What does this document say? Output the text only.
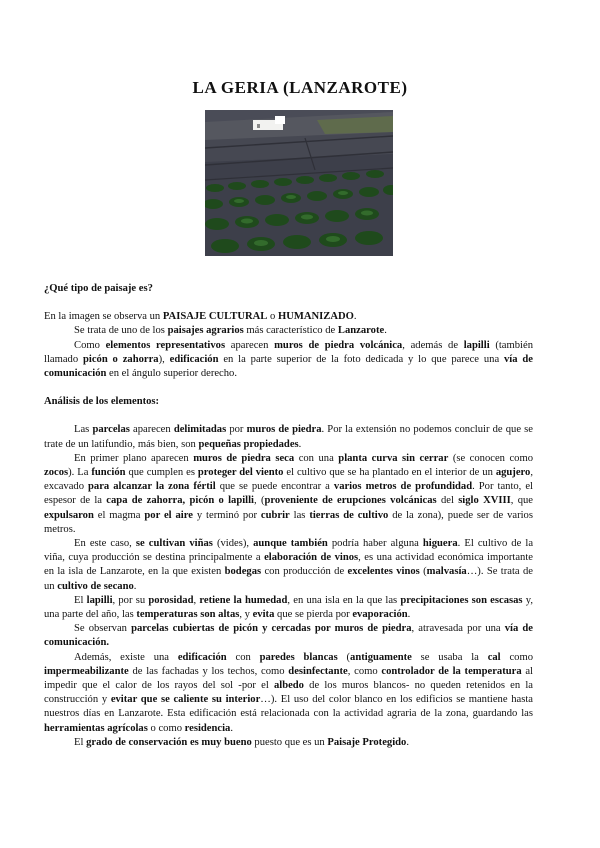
LA GERIA (LANZAROTE)

¿Qué tipo de paisaje es?

En la imagen se observa un PAISAJE CULTURAL o HUMANIZADO.

Se trata de uno de los paisajes agrarios más característico de Lanzarote.

Como elementos representativos aparecen muros de piedra volcánica, además de lapilli (también llamado picón o zahorra), edificación en la parte superior de la foto dedicada y lo que parece una vía de comunicación en el ángulo superior derecho.

Análisis de los elementos:

Las parcelas aparecen delimitadas por muros de piedra. Por la extensión no podemos concluir de que se trate de un latifundio, más bien, son pequeñas propiedades.

En primer plano aparecen muros de piedra seca con una planta curva sin cerrar (se conocen como zocos). La función que cumplen es proteger del viento el cultivo que se ha plantado en el interior de un agujero, excavado para alcanzar la zona fértil que se puede encontrar a varios metros de profundidad. Por tanto, el espesor de la capa de zahorra, picón o lapilli, (proveniente de erupciones volcánicas del siglo XVIII, que expulsaron el magma por el aire y terminó por cubrir las tierras de cultivo de la zona), puede ser de varios metros.

En este caso, se cultivan viñas (vides), aunque también podría haber alguna higuera. El cultivo de la viña, cuya producción se destina principalmente a elaboración de vinos, es una actividad económica importante en la isla de Lanzarote, en la que existen bodegas con producción de excelentes vinos (malvasía…). Se trata de un cultivo de secano.

El lapilli, por su porosidad, retiene la humedad, en una isla en la que las precipitaciones son escasas y, una parte del año, las temperaturas son altas, y evita que se pierda por evaporación.

Se observan parcelas cubiertas de picón y cercadas por muros de piedra, atravesada por una vía de comunicación.

Además, existe una edificación con paredes blancas (antiguamente se usaba la cal como impermeabilizante de las fachadas y los techos, como desinfectante, como controlador de la temperatura al impedir que el calor de los rayos del sol -por el albedo de los muros blancos- no queden retenidos en la construcción y evitar que se caliente su interior…). El uso del color blanco en los edificios se mantiene hasta nuestros días en Lanzarote. Esta edificación está relacionada con la actividad agraria de la zona, guardando las herramientas agrícolas o como residencia.

El grado de conservación es muy bueno puesto que es un Paisaje Protegido.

> Set problem:
Leave the pictures out and write out every entry exactly as given.

> Result of the exercise:
What does this document say? Output the text only.
LA GERIA (LANZAROTE)

¿Qué tipo de paisaje es?

En la imagen se observa un PAISAJE CULTURAL o HUMANIZADO.

Se trata de uno de los paisajes agrarios más característico de Lanzarote.

Como elementos representativos aparecen muros de piedra volcánica, además de lapilli (también llamado picón o zahorra), edificación en la parte superior de la foto dedicada y lo que parece una vía de comunicación en el ángulo superior derecho.

Análisis de los elementos:

Las parcelas aparecen delimitadas por muros de piedra. Por la extensión no podemos concluir de que se trate de un latifundio, más bien, son pequeñas propiedades.

En primer plano aparecen muros de piedra seca con una planta curva sin cerrar (se conocen como zocos). La función que cumplen es proteger del viento el cultivo que se ha plantado en el interior de un agujero, excavado para alcanzar la zona fértil que se puede encontrar a varios metros de profundidad. Por tanto, el espesor de la capa de zahorra, picón o lapilli, (proveniente de erupciones volcánicas del siglo XVIII, que expulsaron el magma por el aire y terminó por cubrir las tierras de cultivo de la zona), puede ser de varios metros.

En este caso, se cultivan viñas (vides), aunque también podría haber alguna higuera. El cultivo de la viña, cuya producción se destina principalmente a elaboración de vinos, es una actividad económica importante en la isla de Lanzarote, en la que existen bodegas con producción de excelentes vinos (malvasía…). Se trata de un cultivo de secano.

El lapilli, por su porosidad, retiene la humedad, en una isla en la que las precipitaciones son escasas y, una parte del año, las temperaturas son altas, y evita que se pierda por evaporación.

Se observan parcelas cubiertas de picón y cercadas por muros de piedra, atravesada por una vía de comunicación.

Además, existe una edificación con paredes blancas (antiguamente se usaba la cal como impermeabilizante de las fachadas y los techos, como desinfectante, como controlador de la temperatura al impedir que el calor de los rayos del sol -por el albedo de los muros blancos- no queden retenidos en la construcción y evitar que se caliente su interior…). El uso del color blanco en los edificios se mantiene hasta nuestros días en Lanzarote. Esta edificación está relacionada con la actividad agraria de la zona, guardando las herramientas agrícolas o como residencia.

El grado de conservación es muy bueno puesto que es un Paisaje Protegido.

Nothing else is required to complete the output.